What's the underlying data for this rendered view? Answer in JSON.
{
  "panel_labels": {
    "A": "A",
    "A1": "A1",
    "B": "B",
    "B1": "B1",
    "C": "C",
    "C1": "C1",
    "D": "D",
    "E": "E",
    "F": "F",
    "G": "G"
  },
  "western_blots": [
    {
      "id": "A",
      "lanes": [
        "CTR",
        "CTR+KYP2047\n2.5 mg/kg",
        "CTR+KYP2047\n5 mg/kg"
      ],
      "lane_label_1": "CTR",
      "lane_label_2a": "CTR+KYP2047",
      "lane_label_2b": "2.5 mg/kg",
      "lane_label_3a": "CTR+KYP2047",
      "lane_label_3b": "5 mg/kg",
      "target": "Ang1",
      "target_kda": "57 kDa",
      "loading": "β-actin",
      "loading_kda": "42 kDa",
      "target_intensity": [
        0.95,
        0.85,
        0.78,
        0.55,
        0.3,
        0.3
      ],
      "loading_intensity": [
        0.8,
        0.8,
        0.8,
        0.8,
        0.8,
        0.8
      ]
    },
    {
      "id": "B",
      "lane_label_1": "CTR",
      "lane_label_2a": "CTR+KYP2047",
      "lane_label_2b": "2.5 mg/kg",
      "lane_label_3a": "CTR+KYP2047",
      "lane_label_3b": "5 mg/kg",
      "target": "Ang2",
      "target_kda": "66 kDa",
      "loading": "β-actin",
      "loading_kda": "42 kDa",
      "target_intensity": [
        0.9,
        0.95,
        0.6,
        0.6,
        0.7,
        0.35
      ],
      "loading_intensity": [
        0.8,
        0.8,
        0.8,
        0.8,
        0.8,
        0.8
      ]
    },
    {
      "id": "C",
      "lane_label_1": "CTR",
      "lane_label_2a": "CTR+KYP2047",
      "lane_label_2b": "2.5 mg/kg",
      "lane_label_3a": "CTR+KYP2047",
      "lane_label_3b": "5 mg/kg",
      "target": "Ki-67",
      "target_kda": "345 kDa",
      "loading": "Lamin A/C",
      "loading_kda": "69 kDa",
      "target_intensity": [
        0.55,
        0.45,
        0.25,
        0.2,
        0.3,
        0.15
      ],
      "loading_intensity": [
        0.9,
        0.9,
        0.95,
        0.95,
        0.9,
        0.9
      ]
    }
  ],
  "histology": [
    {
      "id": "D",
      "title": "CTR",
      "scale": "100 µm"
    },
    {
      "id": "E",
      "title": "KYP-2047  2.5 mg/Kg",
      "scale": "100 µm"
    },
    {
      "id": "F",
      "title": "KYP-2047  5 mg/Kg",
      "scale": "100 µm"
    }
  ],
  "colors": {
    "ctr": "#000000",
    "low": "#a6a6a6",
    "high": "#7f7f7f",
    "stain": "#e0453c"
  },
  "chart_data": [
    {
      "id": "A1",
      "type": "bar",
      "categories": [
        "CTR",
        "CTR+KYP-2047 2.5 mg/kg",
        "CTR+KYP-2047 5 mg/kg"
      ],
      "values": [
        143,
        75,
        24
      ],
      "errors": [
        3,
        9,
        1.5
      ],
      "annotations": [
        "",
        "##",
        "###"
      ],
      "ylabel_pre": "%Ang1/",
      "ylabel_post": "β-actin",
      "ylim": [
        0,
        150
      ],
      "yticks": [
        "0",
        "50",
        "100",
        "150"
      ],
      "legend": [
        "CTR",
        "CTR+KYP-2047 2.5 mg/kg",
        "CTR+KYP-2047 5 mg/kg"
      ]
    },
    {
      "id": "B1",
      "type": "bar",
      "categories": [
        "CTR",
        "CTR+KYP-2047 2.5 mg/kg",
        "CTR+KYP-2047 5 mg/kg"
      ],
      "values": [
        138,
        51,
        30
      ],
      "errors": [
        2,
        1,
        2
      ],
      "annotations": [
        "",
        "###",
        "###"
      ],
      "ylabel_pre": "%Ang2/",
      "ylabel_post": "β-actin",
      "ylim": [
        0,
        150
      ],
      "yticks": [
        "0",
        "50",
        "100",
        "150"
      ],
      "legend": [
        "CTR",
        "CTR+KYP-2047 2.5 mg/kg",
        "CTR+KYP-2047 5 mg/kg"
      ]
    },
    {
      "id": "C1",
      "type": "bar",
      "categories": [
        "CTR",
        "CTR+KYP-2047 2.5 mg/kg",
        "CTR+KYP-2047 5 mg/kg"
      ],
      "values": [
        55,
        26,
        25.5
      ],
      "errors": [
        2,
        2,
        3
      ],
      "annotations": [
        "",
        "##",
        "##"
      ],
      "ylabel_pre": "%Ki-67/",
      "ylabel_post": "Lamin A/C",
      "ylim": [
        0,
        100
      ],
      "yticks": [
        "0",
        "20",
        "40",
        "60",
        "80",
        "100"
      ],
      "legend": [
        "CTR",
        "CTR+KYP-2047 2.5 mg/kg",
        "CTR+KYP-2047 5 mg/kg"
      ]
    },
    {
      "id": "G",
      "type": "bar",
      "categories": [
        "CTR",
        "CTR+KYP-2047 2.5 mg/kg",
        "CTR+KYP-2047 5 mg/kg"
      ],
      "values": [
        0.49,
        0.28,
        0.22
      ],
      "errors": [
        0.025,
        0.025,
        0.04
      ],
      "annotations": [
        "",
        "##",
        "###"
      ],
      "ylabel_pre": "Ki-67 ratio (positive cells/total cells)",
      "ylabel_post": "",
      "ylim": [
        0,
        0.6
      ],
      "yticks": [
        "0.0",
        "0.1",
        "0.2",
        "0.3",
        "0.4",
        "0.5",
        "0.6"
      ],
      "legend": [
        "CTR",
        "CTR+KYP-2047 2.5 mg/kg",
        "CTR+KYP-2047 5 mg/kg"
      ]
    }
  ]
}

________________________

WORK ORDER = Above are some records; extract every one of them exactly.

TASK SOLUTION =
What's the underlying data for this rendered view? Answer in JSON.
{
  "panel_labels": {
    "A": "A",
    "A1": "A1",
    "B": "B",
    "B1": "B1",
    "C": "C",
    "C1": "C1",
    "D": "D",
    "E": "E",
    "F": "F",
    "G": "G"
  },
  "western_blots": [
    {
      "id": "A",
      "lanes": [
        "CTR",
        "CTR+KYP2047\n2.5 mg/kg",
        "CTR+KYP2047\n5 mg/kg"
      ],
      "lane_label_1": "CTR",
      "lane_label_2a": "CTR+KYP2047",
      "lane_label_2b": "2.5 mg/kg",
      "lane_label_3a": "CTR+KYP2047",
      "lane_label_3b": "5 mg/kg",
      "target": "Ang1",
      "target_kda": "57 kDa",
      "loading": "β-actin",
      "loading_kda": "42 kDa",
      "target_intensity": [
        0.95,
        0.85,
        0.78,
        0.55,
        0.3,
        0.3
      ],
      "loading_intensity": [
        0.8,
        0.8,
        0.8,
        0.8,
        0.8,
        0.8
      ]
    },
    {
      "id": "B",
      "lane_label_1": "CTR",
      "lane_label_2a": "CTR+KYP2047",
      "lane_label_2b": "2.5 mg/kg",
      "lane_label_3a": "CTR+KYP2047",
      "lane_label_3b": "5 mg/kg",
      "target": "Ang2",
      "target_kda": "66 kDa",
      "loading": "β-actin",
      "loading_kda": "42 kDa",
      "target_intensity": [
        0.9,
        0.95,
        0.6,
        0.6,
        0.7,
        0.35
      ],
      "loading_intensity": [
        0.8,
        0.8,
        0.8,
        0.8,
        0.8,
        0.8
      ]
    },
    {
      "id": "C",
      "lane_label_1": "CTR",
      "lane_label_2a": "CTR+KYP2047",
      "lane_label_2b": "2.5 mg/kg",
      "lane_label_3a": "CTR+KYP2047",
      "lane_label_3b": "5 mg/kg",
      "target": "Ki-67",
      "target_kda": "345 kDa",
      "loading": "Lamin A/C",
      "loading_kda": "69 kDa",
      "target_intensity": [
        0.55,
        0.45,
        0.25,
        0.2,
        0.3,
        0.15
      ],
      "loading_intensity": [
        0.9,
        0.9,
        0.95,
        0.95,
        0.9,
        0.9
      ]
    }
  ],
  "histology": [
    {
      "id": "D",
      "title": "CTR",
      "scale": "100 µm"
    },
    {
      "id": "E",
      "title": "KYP-2047  2.5 mg/Kg",
      "scale": "100 µm"
    },
    {
      "id": "F",
      "title": "KYP-2047  5 mg/Kg",
      "scale": "100 µm"
    }
  ],
  "colors": {
    "ctr": "#000000",
    "low": "#a6a6a6",
    "high": "#7f7f7f",
    "stain": "#e0453c"
  },
  "chart_data": [
    {
      "id": "A1",
      "type": "bar",
      "categories": [
        "CTR",
        "CTR+KYP-2047 2.5 mg/kg",
        "CTR+KYP-2047 5 mg/kg"
      ],
      "values": [
        143,
        75,
        24
      ],
      "errors": [
        3,
        9,
        1.5
      ],
      "annotations": [
        "",
        "##",
        "###"
      ],
      "ylabel_pre": "%Ang1/",
      "ylabel_post": "β-actin",
      "ylim": [
        0,
        150
      ],
      "yticks": [
        "0",
        "50",
        "100",
        "150"
      ],
      "legend": [
        "CTR",
        "CTR+KYP-2047 2.5 mg/kg",
        "CTR+KYP-2047 5 mg/kg"
      ]
    },
    {
      "id": "B1",
      "type": "bar",
      "categories": [
        "CTR",
        "CTR+KYP-2047 2.5 mg/kg",
        "CTR+KYP-2047 5 mg/kg"
      ],
      "values": [
        138,
        51,
        30
      ],
      "errors": [
        2,
        1,
        2
      ],
      "annotations": [
        "",
        "###",
        "###"
      ],
      "ylabel_pre": "%Ang2/",
      "ylabel_post": "β-actin",
      "ylim": [
        0,
        150
      ],
      "yticks": [
        "0",
        "50",
        "100",
        "150"
      ],
      "legend": [
        "CTR",
        "CTR+KYP-2047 2.5 mg/kg",
        "CTR+KYP-2047 5 mg/kg"
      ]
    },
    {
      "id": "C1",
      "type": "bar",
      "categories": [
        "CTR",
        "CTR+KYP-2047 2.5 mg/kg",
        "CTR+KYP-2047 5 mg/kg"
      ],
      "values": [
        55,
        26,
        25.5
      ],
      "errors": [
        2,
        2,
        3
      ],
      "annotations": [
        "",
        "##",
        "##"
      ],
      "ylabel_pre": "%Ki-67/",
      "ylabel_post": "Lamin A/C",
      "ylim": [
        0,
        100
      ],
      "yticks": [
        "0",
        "20",
        "40",
        "60",
        "80",
        "100"
      ],
      "legend": [
        "CTR",
        "CTR+KYP-2047 2.5 mg/kg",
        "CTR+KYP-2047 5 mg/kg"
      ]
    },
    {
      "id": "G",
      "type": "bar",
      "categories": [
        "CTR",
        "CTR+KYP-2047 2.5 mg/kg",
        "CTR+KYP-2047 5 mg/kg"
      ],
      "values": [
        0.49,
        0.28,
        0.22
      ],
      "errors": [
        0.025,
        0.025,
        0.04
      ],
      "annotations": [
        "",
        "##",
        "###"
      ],
      "ylabel_pre": "Ki-67 ratio (positive cells/total cells)",
      "ylabel_post": "",
      "ylim": [
        0,
        0.6
      ],
      "yticks": [
        "0.0",
        "0.1",
        "0.2",
        "0.3",
        "0.4",
        "0.5",
        "0.6"
      ],
      "legend": [
        "CTR",
        "CTR+KYP-2047 2.5 mg/kg",
        "CTR+KYP-2047 5 mg/kg"
      ]
    }
  ]
}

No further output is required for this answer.